• [Task description]
Leave out the pictures and repeat everything else in the records exactly.

─── Supplied data

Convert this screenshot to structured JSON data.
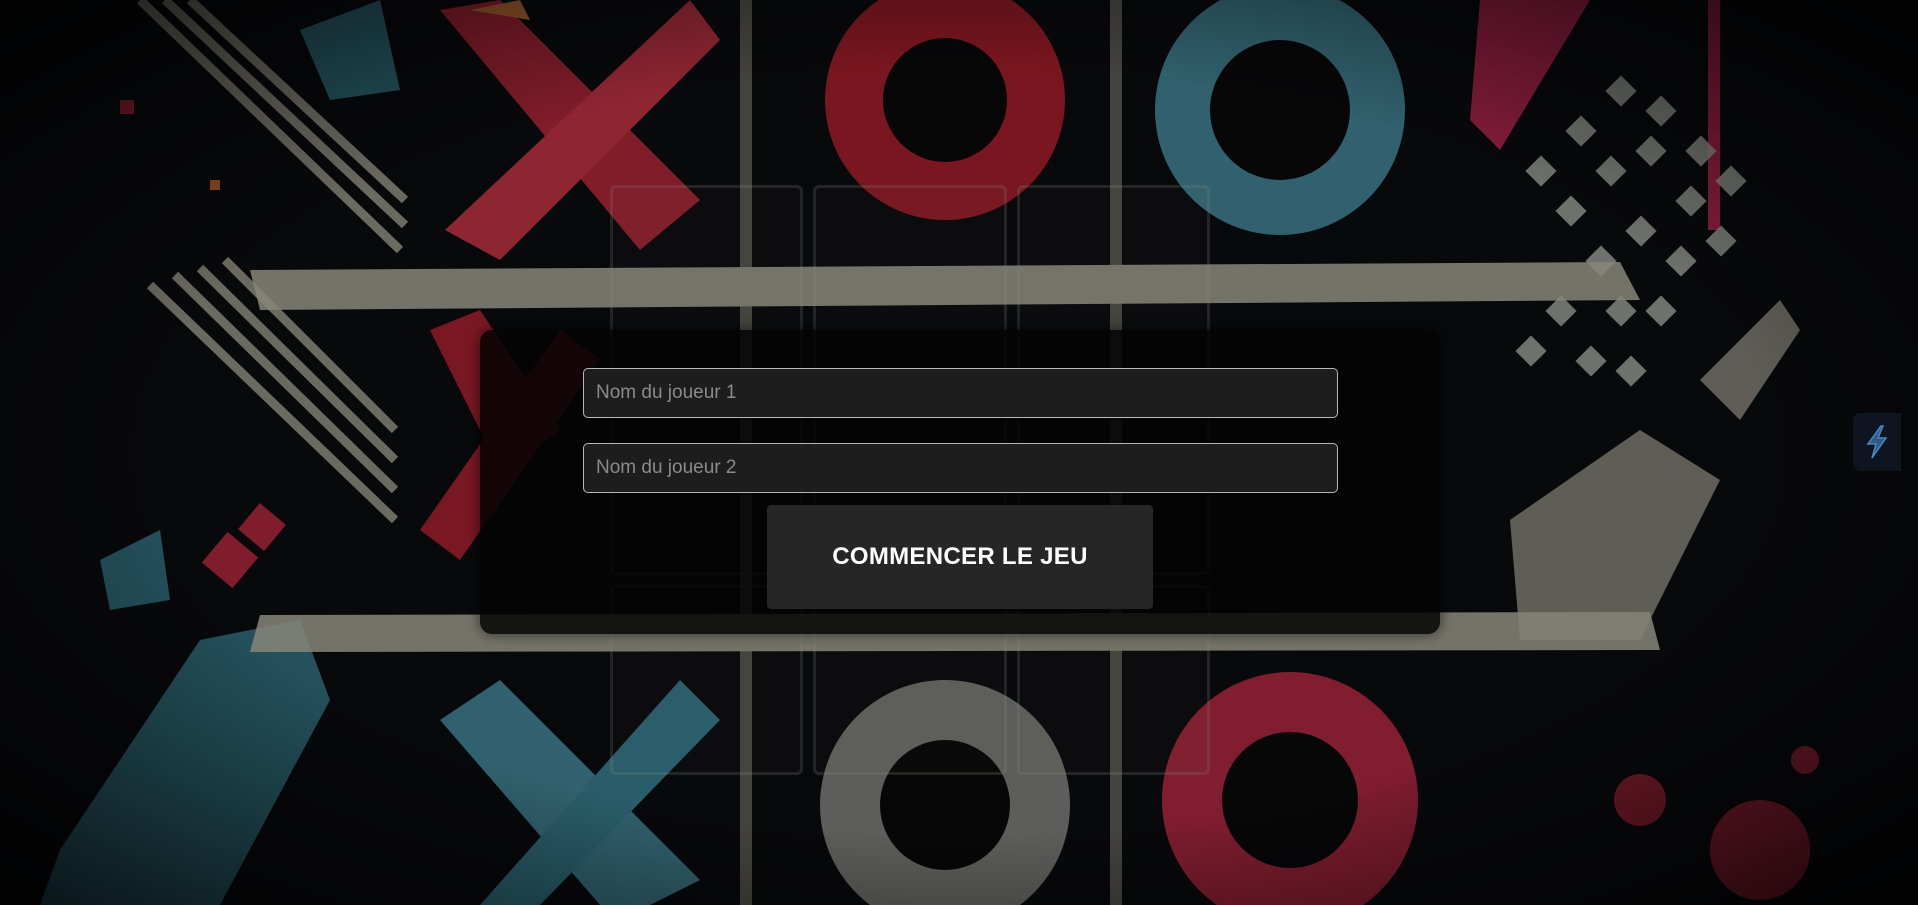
{
  "form": {
    "player1_placeholder": "Nom du joueur 1",
    "player1_value": "",
    "player2_placeholder": "Nom du joueur 2",
    "player2_value": "",
    "start_label": "COMMENCER LE JEU"
  },
  "side_widget": {
    "icon": "lightning-bolt-icon"
  },
  "background": {
    "theme": "tic-tac-toe graffiti artwork",
    "accent_red": "#c8283f",
    "accent_teal": "#4a9aae",
    "accent_cream": "#d8d6c4"
  }
}
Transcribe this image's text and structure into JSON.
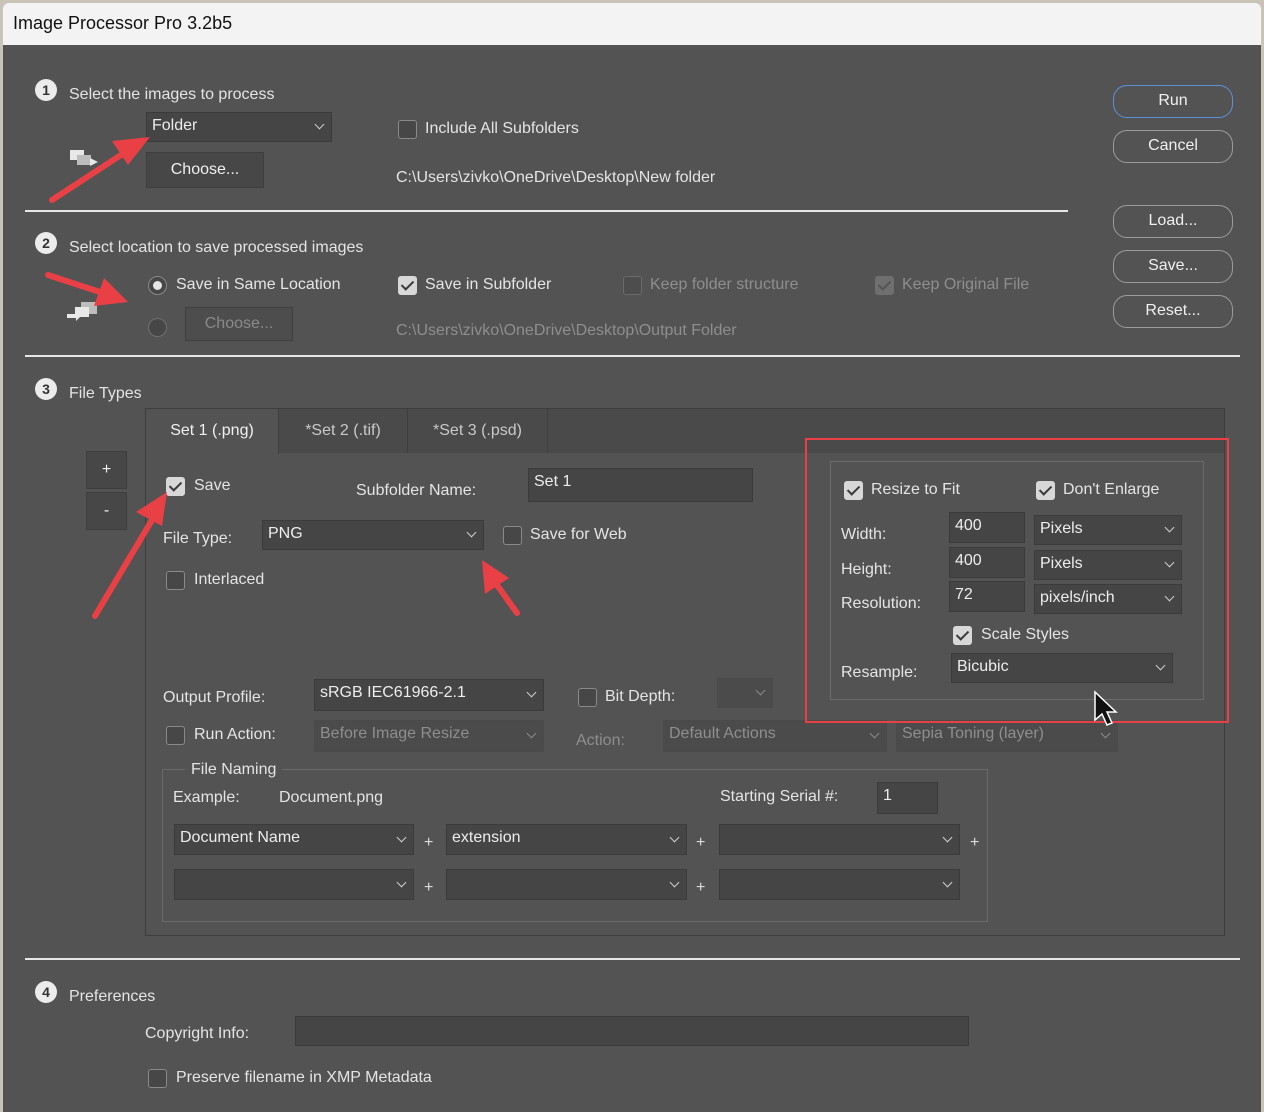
{
  "window": {
    "title": "Image Processor Pro 3.2b5"
  },
  "section1": {
    "number": "1",
    "heading": "Select the images to process",
    "source_select": "Folder",
    "choose_label": "Choose...",
    "include_subfolders_label": "Include All Subfolders",
    "include_subfolders_checked": false,
    "folder_path": "C:\\Users\\zivko\\OneDrive\\Desktop\\New folder"
  },
  "section2": {
    "number": "2",
    "heading": "Select location to save processed images",
    "same_location_label": "Save in Same Location",
    "same_location_selected": true,
    "choose_label": "Choose...",
    "save_subfolder_label": "Save in Subfolder",
    "save_subfolder_checked": true,
    "keep_structure_label": "Keep folder structure",
    "keep_original_label": "Keep Original File",
    "output_path": "C:\\Users\\zivko\\OneDrive\\Desktop\\Output Folder"
  },
  "section3": {
    "number": "3",
    "heading": "File Types",
    "add_label": "+",
    "remove_label": "-",
    "tabs": [
      {
        "label": "Set 1 (.png)",
        "active": true
      },
      {
        "label": "*Set 2 (.tif)",
        "active": false
      },
      {
        "label": "*Set 3 (.psd)",
        "active": false
      }
    ],
    "save_label": "Save",
    "save_checked": true,
    "subfolder_name_label": "Subfolder Name:",
    "subfolder_name_value": "Set 1",
    "file_type_label": "File Type:",
    "file_type_value": "PNG",
    "save_for_web_label": "Save for Web",
    "interlaced_label": "Interlaced",
    "resize": {
      "resize_to_fit_label": "Resize to Fit",
      "dont_enlarge_label": "Don't Enlarge",
      "width_label": "Width:",
      "width_value": "400",
      "width_unit": "Pixels",
      "height_label": "Height:",
      "height_value": "400",
      "height_unit": "Pixels",
      "resolution_label": "Resolution:",
      "resolution_value": "72",
      "resolution_unit": "pixels/inch",
      "scale_styles_label": "Scale Styles",
      "resample_label": "Resample:",
      "resample_value": "Bicubic"
    },
    "output_profile_label": "Output Profile:",
    "output_profile_value": "sRGB IEC61966-2.1",
    "bit_depth_label": "Bit Depth:",
    "run_action_label": "Run Action:",
    "run_action_when": "Before Image Resize",
    "action_label": "Action:",
    "action_set": "Default Actions",
    "action_name": "Sepia Toning (layer)",
    "file_naming": {
      "title": "File Naming",
      "example_label": "Example:",
      "example_value": "Document.png",
      "starting_serial_label": "Starting Serial #:",
      "starting_serial_value": "1",
      "row1": [
        "Document Name",
        "extension",
        ""
      ],
      "row2": [
        "",
        "",
        ""
      ],
      "plus": "+"
    }
  },
  "section4": {
    "number": "4",
    "heading": "Preferences",
    "copyright_label": "Copyright Info:",
    "copyright_value": "",
    "preserve_filename_label": "Preserve filename in XMP Metadata"
  },
  "buttons": {
    "run": "Run",
    "cancel": "Cancel",
    "load": "Load...",
    "save": "Save...",
    "reset": "Reset..."
  },
  "colors": {
    "dialog_bg": "#535353",
    "annotation_red": "#e94046",
    "primary_border": "#5d91d8"
  }
}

──────

• [Output]
Convert this screenshot to structured JSON data.
{
  "form": {
    "player1_placeholder": "Nom du joueur 1",
    "player1_value": "",
    "player2_placeholder": "Nom du joueur 2",
    "player2_value": "",
    "start_label": "COMMENCER LE JEU"
  },
  "side_widget": {
    "icon": "lightning-bolt-icon"
  },
  "background": {
    "theme": "tic-tac-toe graffiti artwork",
    "accent_red": "#c8283f",
    "accent_teal": "#4a9aae",
    "accent_cream": "#d8d6c4"
  }
}
Transcribe this image's text and structure into JSON.
{
  "window": {
    "title": "Image Processor Pro 3.2b5"
  },
  "section1": {
    "number": "1",
    "heading": "Select the images to process",
    "source_select": "Folder",
    "choose_label": "Choose...",
    "include_subfolders_label": "Include All Subfolders",
    "include_subfolders_checked": false,
    "folder_path": "C:\\Users\\zivko\\OneDrive\\Desktop\\New folder"
  },
  "section2": {
    "number": "2",
    "heading": "Select location to save processed images",
    "same_location_label": "Save in Same Location",
    "same_location_selected": true,
    "choose_label": "Choose...",
    "save_subfolder_label": "Save in Subfolder",
    "save_subfolder_checked": true,
    "keep_structure_label": "Keep folder structure",
    "keep_original_label": "Keep Original File",
    "output_path": "C:\\Users\\zivko\\OneDrive\\Desktop\\Output Folder"
  },
  "section3": {
    "number": "3",
    "heading": "File Types",
    "add_label": "+",
    "remove_label": "-",
    "tabs": [
      {
        "label": "Set 1 (.png)",
        "active": true
      },
      {
        "label": "*Set 2 (.tif)",
        "active": false
      },
      {
        "label": "*Set 3 (.psd)",
        "active": false
      }
    ],
    "save_label": "Save",
    "save_checked": true,
    "subfolder_name_label": "Subfolder Name:",
    "subfolder_name_value": "Set 1",
    "file_type_label": "File Type:",
    "file_type_value": "PNG",
    "save_for_web_label": "Save for Web",
    "interlaced_label": "Interlaced",
    "resize": {
      "resize_to_fit_label": "Resize to Fit",
      "dont_enlarge_label": "Don't Enlarge",
      "width_label": "Width:",
      "width_value": "400",
      "width_unit": "Pixels",
      "height_label": "Height:",
      "height_value": "400",
      "height_unit": "Pixels",
      "resolution_label": "Resolution:",
      "resolution_value": "72",
      "resolution_unit": "pixels/inch",
      "scale_styles_label": "Scale Styles",
      "resample_label": "Resample:",
      "resample_value": "Bicubic"
    },
    "output_profile_label": "Output Profile:",
    "output_profile_value": "sRGB IEC61966-2.1",
    "bit_depth_label": "Bit Depth:",
    "run_action_label": "Run Action:",
    "run_action_when": "Before Image Resize",
    "action_label": "Action:",
    "action_set": "Default Actions",
    "action_name": "Sepia Toning (layer)",
    "file_naming": {
      "title": "File Naming",
      "example_label": "Example:",
      "example_value": "Document.png",
      "starting_serial_label": "Starting Serial #:",
      "starting_serial_value": "1",
      "row1": [
        "Document Name",
        "extension",
        ""
      ],
      "row2": [
        "",
        "",
        ""
      ],
      "plus": "+"
    }
  },
  "section4": {
    "number": "4",
    "heading": "Preferences",
    "copyright_label": "Copyright Info:",
    "copyright_value": "",
    "preserve_filename_label": "Preserve filename in XMP Metadata"
  },
  "buttons": {
    "run": "Run",
    "cancel": "Cancel",
    "load": "Load...",
    "save": "Save...",
    "reset": "Reset..."
  },
  "colors": {
    "dialog_bg": "#535353",
    "annotation_red": "#e94046",
    "primary_border": "#5d91d8"
  }
}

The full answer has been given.